Below are some records; reproduce every one of them exactly.

-- begin SUPPLIED DATA --

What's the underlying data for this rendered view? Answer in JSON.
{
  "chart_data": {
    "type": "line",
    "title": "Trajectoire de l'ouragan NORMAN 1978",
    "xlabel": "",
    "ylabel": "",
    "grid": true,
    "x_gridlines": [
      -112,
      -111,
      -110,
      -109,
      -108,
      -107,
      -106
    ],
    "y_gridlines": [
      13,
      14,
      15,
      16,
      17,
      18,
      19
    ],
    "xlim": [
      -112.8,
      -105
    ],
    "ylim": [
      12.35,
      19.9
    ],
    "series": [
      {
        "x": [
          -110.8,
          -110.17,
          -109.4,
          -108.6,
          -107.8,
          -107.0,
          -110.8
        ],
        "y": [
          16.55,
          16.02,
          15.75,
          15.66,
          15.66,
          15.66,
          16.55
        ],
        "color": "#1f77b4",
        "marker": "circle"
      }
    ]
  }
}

-- end SUPPLIED DATA --

RESULT OF THIS EXERCISE:
What's the underlying data for this rendered view? Answer in JSON.
{
  "chart_data": {
    "type": "line",
    "title": "Trajectoire de l'ouragan NORMAN 1978",
    "xlabel": "",
    "ylabel": "",
    "grid": true,
    "x_gridlines": [
      -112,
      -111,
      -110,
      -109,
      -108,
      -107,
      -106
    ],
    "y_gridlines": [
      13,
      14,
      15,
      16,
      17,
      18,
      19
    ],
    "xlim": [
      -112.8,
      -105
    ],
    "ylim": [
      12.35,
      19.9
    ],
    "series": [
      {
        "x": [
          -110.8,
          -110.17,
          -109.4,
          -108.6,
          -107.8,
          -107.0,
          -110.8
        ],
        "y": [
          16.55,
          16.02,
          15.75,
          15.66,
          15.66,
          15.66,
          16.55
        ],
        "color": "#1f77b4",
        "marker": "circle"
      }
    ]
  }
}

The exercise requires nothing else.